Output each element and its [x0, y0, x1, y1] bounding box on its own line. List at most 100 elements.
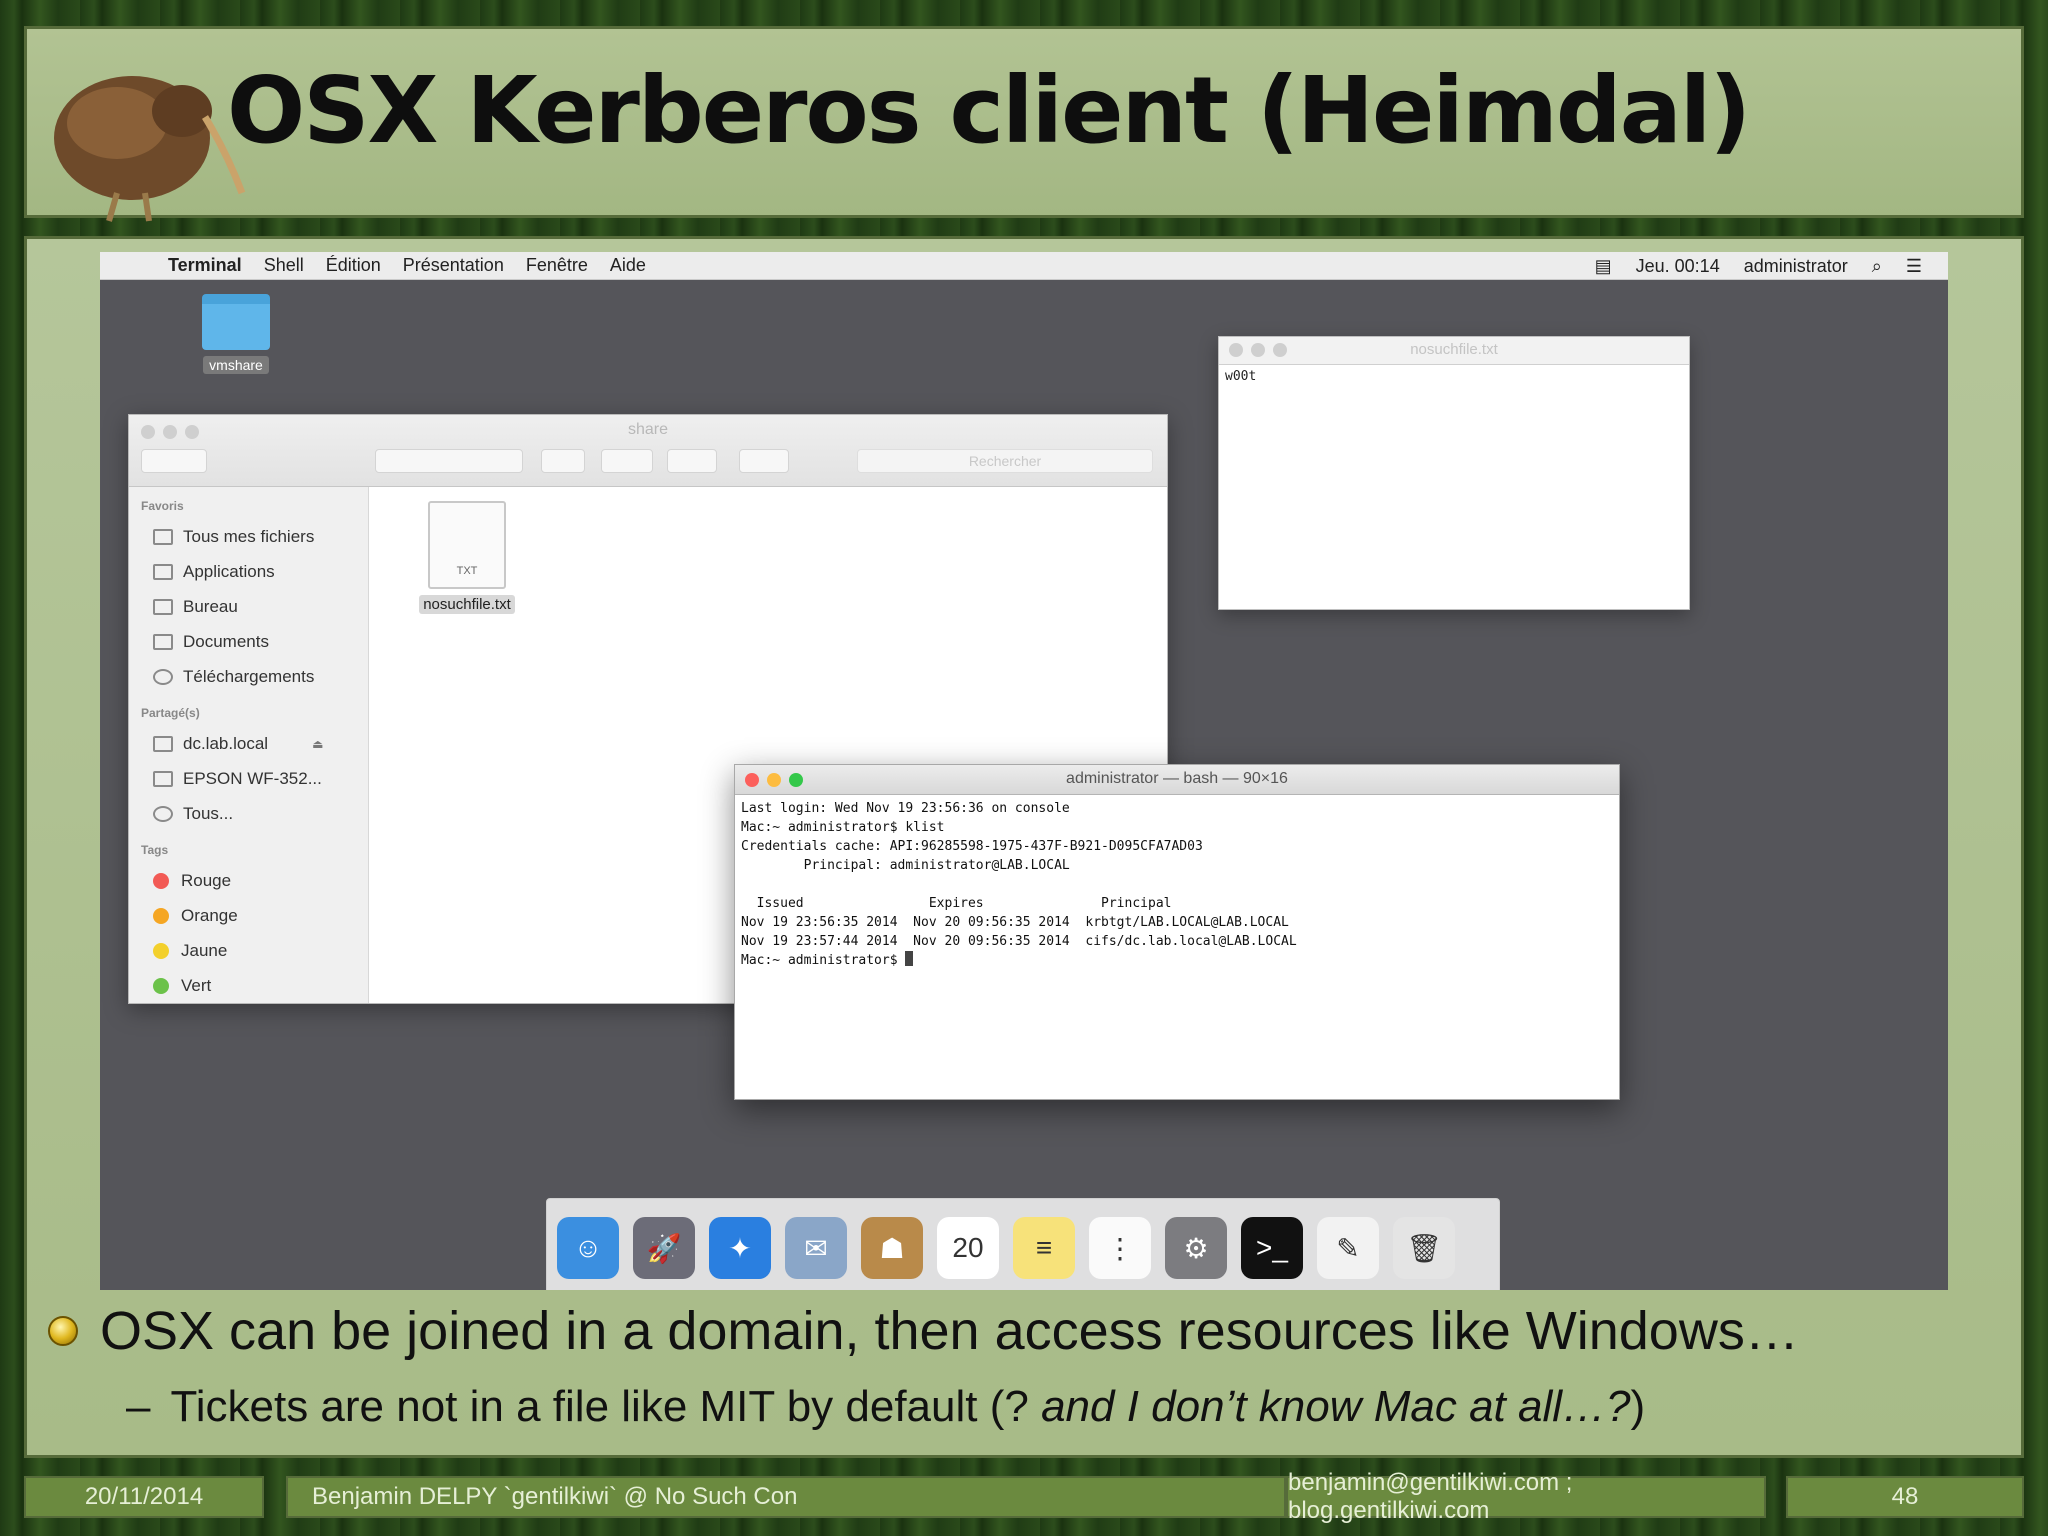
menu-fenetre[interactable]: Fenêtre: [526, 255, 588, 276]
terminal-prompt-line: Mac:~ administrator$: [741, 951, 1613, 970]
sidebar-item-label: Tous mes fichiers: [183, 526, 315, 546]
textedit-title: nosuchfile.txt: [1410, 341, 1498, 358]
documents-icon: [153, 633, 173, 650]
computer-icon: [153, 735, 173, 752]
menu-user[interactable]: administrator: [1744, 256, 1848, 277]
terminal-line: Principal: administrator@LAB.LOCAL: [741, 858, 1070, 873]
terminal-title: administrator — bash — 90×16: [1066, 770, 1288, 787]
display-icon: [153, 770, 173, 787]
trash-icon[interactable]: 🗑: [1393, 1217, 1455, 1279]
bullet-sub-close: ): [1630, 1382, 1646, 1431]
terminal-cursor: [905, 951, 914, 966]
sidebar-item-label: Tous...: [183, 803, 234, 823]
file-name-label: nosuchfile.txt: [419, 595, 515, 614]
terminal-line: Credentials cache: API:96285598-1975-437…: [741, 839, 1203, 854]
sidebar-item-downloads[interactable]: Téléchargements: [129, 659, 368, 694]
desktop-folder-vmshare[interactable]: vmshare: [196, 294, 276, 375]
menu-clock[interactable]: Jeu. 00:14: [1636, 256, 1720, 277]
sidebar-header-tags: Tags: [141, 843, 169, 857]
sidebar-item-label: Vert: [181, 975, 212, 995]
sidebar-tag-green[interactable]: Vert: [129, 968, 368, 1003]
sidebar-tag-yellow[interactable]: Jaune: [129, 933, 368, 968]
finder-title: share: [627, 421, 669, 438]
finder-search-input[interactable]: Rechercher: [857, 449, 1153, 473]
menu-presentation[interactable]: Présentation: [403, 255, 504, 276]
terminal-icon[interactable]: >_: [1241, 1217, 1303, 1279]
macos-screenshot: Terminal Shell Édition Présentation Fenê…: [100, 252, 1948, 1290]
textedit-icon[interactable]: ✎: [1317, 1217, 1379, 1279]
sidebar-item-documents[interactable]: Documents: [129, 624, 368, 659]
textedit-window: nosuchfile.txt w00t: [1218, 336, 1690, 610]
downloads-icon: [153, 668, 173, 685]
bullet-sub: – Tickets are not in a file like MIT by d…: [126, 1382, 1645, 1432]
sidebar-item-label: Bureau: [183, 596, 238, 616]
terminal-output[interactable]: Last login: Wed Nov 19 23:56:36 on conso…: [735, 795, 1619, 974]
file-ext-label: TXT: [456, 565, 478, 577]
sidebar-item-all-shared[interactable]: Tous...: [129, 796, 368, 831]
menu-aide[interactable]: Aide: [610, 255, 646, 276]
action-gear-button[interactable]: [601, 449, 653, 473]
green-tag-icon: [153, 977, 169, 994]
sidebar-tag-red[interactable]: Rouge: [129, 863, 368, 898]
sidebar-item-all-files[interactable]: Tous mes fichiers: [129, 519, 368, 554]
terminal-line: Mac:~ administrator$ klist: [741, 820, 945, 835]
slide-title-bar: OSX Kerberos client (Heimdal): [24, 26, 2024, 222]
menu-shell[interactable]: Shell: [264, 255, 304, 276]
terminal-line: Issued Expires Principal: [741, 896, 1172, 911]
sidebar-item-label: Rouge: [181, 870, 232, 890]
system-preferences-icon[interactable]: ⚙: [1165, 1217, 1227, 1279]
mail-icon[interactable]: ✉: [785, 1217, 847, 1279]
eject-icon[interactable]: ⏏: [312, 737, 323, 751]
sidebar-tag-orange[interactable]: Orange: [129, 898, 368, 933]
network-globe-icon: [153, 805, 173, 822]
sidebar-item-dc-lab-local[interactable]: dc.lab.local ⏏: [129, 726, 368, 761]
footer-page-number: 48: [1786, 1476, 2024, 1518]
back-forward-button[interactable]: [141, 449, 207, 473]
terminal-window: administrator — bash — 90×16 Last login:…: [734, 764, 1620, 1100]
view-mode-buttons[interactable]: [375, 449, 523, 473]
finder-sidebar: Favoris Tous mes fichiers Applications B…: [129, 487, 369, 1003]
bullet-sub-dash: –: [126, 1382, 151, 1431]
folder-icon: [202, 294, 270, 350]
red-tag-icon: [153, 872, 169, 889]
notification-center-icon[interactable]: ☰: [1906, 256, 1922, 277]
spotlight-search-icon[interactable]: ⌕: [1872, 256, 1882, 277]
display-status-icon[interactable]: ▤: [1595, 256, 1612, 277]
reminders-icon[interactable]: ⋮: [1089, 1217, 1151, 1279]
sidebar-item-label: Orange: [181, 905, 238, 925]
desktop-icon: [153, 598, 173, 615]
sidebar-item-epson[interactable]: EPSON WF-352...: [129, 761, 368, 796]
file-nosuchfile[interactable]: TXT nosuchfile.txt: [413, 497, 521, 614]
bullet-main: OSX can be joined in a domain, then acce…: [100, 1301, 1799, 1361]
terminal-titlebar: administrator — bash — 90×16: [735, 765, 1619, 795]
finder-icon[interactable]: ☺: [557, 1217, 619, 1279]
sidebar-header-favorites: Favoris: [141, 499, 184, 513]
notes-icon[interactable]: ≡: [1013, 1217, 1075, 1279]
footer-author: Benjamin DELPY `gentilkiwi` @ No Such Co…: [286, 1476, 1286, 1518]
menu-app-terminal[interactable]: Terminal: [168, 255, 242, 276]
share-button[interactable]: [667, 449, 717, 473]
terminal-line: Nov 19 23:57:44 2014 Nov 20 09:56:35 201…: [741, 934, 1297, 949]
slide-title: OSX Kerberos client (Heimdal): [227, 57, 1751, 164]
orange-tag-icon: [153, 907, 169, 924]
sidebar-item-desktop[interactable]: Bureau: [129, 589, 368, 624]
terminal-line: Nov 19 23:56:35 2014 Nov 20 09:56:35 201…: [741, 915, 1289, 930]
menu-edition[interactable]: Édition: [326, 255, 381, 276]
contacts-icon[interactable]: ☗: [861, 1217, 923, 1279]
sidebar-header-shared: Partagé(s): [141, 706, 200, 720]
arrange-button[interactable]: [541, 449, 585, 473]
sidebar-item-label: Documents: [183, 631, 269, 651]
yellow-tag-icon: [153, 942, 169, 959]
bullet-sub-text: Tickets are not in a file like MIT by de…: [170, 1382, 1042, 1431]
sidebar-item-applications[interactable]: Applications: [129, 554, 368, 589]
all-files-icon: [153, 528, 173, 545]
footer-contact: benjamin@gentilkiwi.com ; blog.gentilkiw…: [1286, 1469, 1766, 1524]
launchpad-icon[interactable]: 🚀: [633, 1217, 695, 1279]
terminal-prompt: Mac:~ administrator$: [741, 953, 906, 968]
safari-icon[interactable]: ✦: [709, 1217, 771, 1279]
sidebar-item-label: Applications: [183, 561, 275, 581]
calendar-icon[interactable]: 20: [937, 1217, 999, 1279]
textedit-content[interactable]: w00t: [1219, 365, 1689, 388]
tags-button[interactable]: [739, 449, 789, 473]
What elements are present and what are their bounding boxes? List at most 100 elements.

_ _ _

__Short task__
Can you retype all of the data above line for line, leaving the pictures out of your answer?

__Final answer__
Output each element and its [x0, y0, x1, y1] bounding box on its own line. List at most 100 elements.
menu-fenetre[interactable]: Fenêtre: [526, 255, 588, 276]
terminal-prompt-line: Mac:~ administrator$: [741, 951, 1613, 970]
sidebar-item-label: Tous mes fichiers: [183, 526, 315, 546]
textedit-title: nosuchfile.txt: [1410, 341, 1498, 358]
documents-icon: [153, 633, 173, 650]
computer-icon: [153, 735, 173, 752]
menu-user[interactable]: administrator: [1744, 256, 1848, 277]
terminal-line: Principal: administrator@LAB.LOCAL: [741, 858, 1070, 873]
terminal-title: administrator — bash — 90×16: [1066, 770, 1288, 787]
display-icon: [153, 770, 173, 787]
trash-icon[interactable]: 🗑: [1393, 1217, 1455, 1279]
bullet-sub-close: ): [1630, 1382, 1646, 1431]
terminal-cursor: [905, 951, 914, 966]
sidebar-item-label: Tous...: [183, 803, 234, 823]
file-name-label: nosuchfile.txt: [419, 595, 515, 614]
terminal-line: Credentials cache: API:96285598-1975-437…: [741, 839, 1203, 854]
sidebar-item-downloads[interactable]: Téléchargements: [129, 659, 368, 694]
desktop-folder-vmshare[interactable]: vmshare: [196, 294, 276, 375]
menu-clock[interactable]: Jeu. 00:14: [1636, 256, 1720, 277]
sidebar-header-tags: Tags: [141, 843, 169, 857]
sidebar-item-label: Vert: [181, 975, 212, 995]
sidebar-tag-green[interactable]: Vert: [129, 968, 368, 1003]
sidebar-tag-yellow[interactable]: Jaune: [129, 933, 368, 968]
finder-title: share: [627, 421, 669, 438]
finder-search-input[interactable]: Rechercher: [857, 449, 1153, 473]
menu-presentation[interactable]: Présentation: [403, 255, 504, 276]
terminal-icon[interactable]: >_: [1241, 1217, 1303, 1279]
macos-screenshot: Terminal Shell Édition Présentation Fenê…: [100, 252, 1948, 1290]
textedit-icon[interactable]: ✎: [1317, 1217, 1379, 1279]
sidebar-item-documents[interactable]: Documents: [129, 624, 368, 659]
textedit-window: nosuchfile.txt w00t: [1218, 336, 1690, 610]
downloads-icon: [153, 668, 173, 685]
bullet-sub: – Tickets are not in a file like MIT by d…: [126, 1382, 1645, 1432]
sidebar-item-label: Bureau: [183, 596, 238, 616]
terminal-output[interactable]: Last login: Wed Nov 19 23:56:36 on conso…: [735, 795, 1619, 974]
file-ext-label: TXT: [456, 565, 478, 577]
sidebar-item-all-shared[interactable]: Tous...: [129, 796, 368, 831]
menu-aide[interactable]: Aide: [610, 255, 646, 276]
action-gear-button[interactable]: [601, 449, 653, 473]
green-tag-icon: [153, 977, 169, 994]
sidebar-tag-red[interactable]: Rouge: [129, 863, 368, 898]
sidebar-item-all-files[interactable]: Tous mes fichiers: [129, 519, 368, 554]
terminal-line: Mac:~ administrator$ klist: [741, 820, 945, 835]
slide-title-bar: OSX Kerberos client (Heimdal): [24, 26, 2024, 222]
menu-shell[interactable]: Shell: [264, 255, 304, 276]
terminal-line: Issued Expires Principal: [741, 896, 1172, 911]
sidebar-item-label: Rouge: [181, 870, 232, 890]
system-preferences-icon[interactable]: ⚙: [1165, 1217, 1227, 1279]
mail-icon[interactable]: ✉: [785, 1217, 847, 1279]
eject-icon[interactable]: ⏏: [312, 737, 323, 751]
sidebar-tag-orange[interactable]: Orange: [129, 898, 368, 933]
network-globe-icon: [153, 805, 173, 822]
sidebar-item-dc-lab-local[interactable]: dc.lab.local ⏏: [129, 726, 368, 761]
footer-page-number: 48: [1786, 1476, 2024, 1518]
back-forward-button[interactable]: [141, 449, 207, 473]
terminal-window: administrator — bash — 90×16 Last login:…: [734, 764, 1620, 1100]
view-mode-buttons[interactable]: [375, 449, 523, 473]
finder-sidebar: Favoris Tous mes fichiers Applications B…: [129, 487, 369, 1003]
bullet-sub-dash: –: [126, 1382, 151, 1431]
folder-icon: [202, 294, 270, 350]
red-tag-icon: [153, 872, 169, 889]
notification-center-icon[interactable]: ☰: [1906, 256, 1922, 277]
spotlight-search-icon[interactable]: ⌕: [1872, 256, 1882, 277]
display-status-icon[interactable]: ▤: [1595, 256, 1612, 277]
reminders-icon[interactable]: ⋮: [1089, 1217, 1151, 1279]
sidebar-item-label: Orange: [181, 905, 238, 925]
desktop-icon: [153, 598, 173, 615]
sidebar-item-epson[interactable]: EPSON WF-352...: [129, 761, 368, 796]
file-nosuchfile[interactable]: TXT nosuchfile.txt: [413, 497, 521, 614]
bullet-main: OSX can be joined in a domain, then acce…: [100, 1301, 1799, 1361]
terminal-titlebar: administrator — bash — 90×16: [735, 765, 1619, 795]
finder-icon[interactable]: ☺: [557, 1217, 619, 1279]
sidebar-header-favorites: Favoris: [141, 499, 184, 513]
notes-icon[interactable]: ≡: [1013, 1217, 1075, 1279]
footer-author: Benjamin DELPY `gentilkiwi` @ No Such Co…: [286, 1476, 1286, 1518]
menu-app-terminal[interactable]: Terminal: [168, 255, 242, 276]
share-button[interactable]: [667, 449, 717, 473]
terminal-line: Nov 19 23:57:44 2014 Nov 20 09:56:35 201…: [741, 934, 1297, 949]
slide-title: OSX Kerberos client (Heimdal): [227, 57, 1751, 164]
orange-tag-icon: [153, 907, 169, 924]
sidebar-item-desktop[interactable]: Bureau: [129, 589, 368, 624]
terminal-line: Nov 19 23:56:35 2014 Nov 20 09:56:35 201…: [741, 915, 1289, 930]
menu-edition[interactable]: Édition: [326, 255, 381, 276]
contacts-icon[interactable]: ☗: [861, 1217, 923, 1279]
sidebar-header-shared: Partagé(s): [141, 706, 200, 720]
arrange-button[interactable]: [541, 449, 585, 473]
sidebar-item-label: Documents: [183, 631, 269, 651]
yellow-tag-icon: [153, 942, 169, 959]
bullet-sub-text: Tickets are not in a file like MIT by de…: [170, 1382, 1042, 1431]
sidebar-item-applications[interactable]: Applications: [129, 554, 368, 589]
all-files-icon: [153, 528, 173, 545]
footer-contact: benjamin@gentilkiwi.com ; blog.gentilkiw…: [1286, 1469, 1766, 1524]
launchpad-icon[interactable]: 🚀: [633, 1217, 695, 1279]
terminal-prompt: Mac:~ administrator$: [741, 953, 906, 968]
safari-icon[interactable]: ✦: [709, 1217, 771, 1279]
sidebar-item-label: Applications: [183, 561, 275, 581]
calendar-icon[interactable]: 20: [937, 1217, 999, 1279]
textedit-content[interactable]: w00t: [1219, 365, 1689, 388]
tags-button[interactable]: [739, 449, 789, 473]
What elements are present and what are their bounding boxes? List at most 100 elements.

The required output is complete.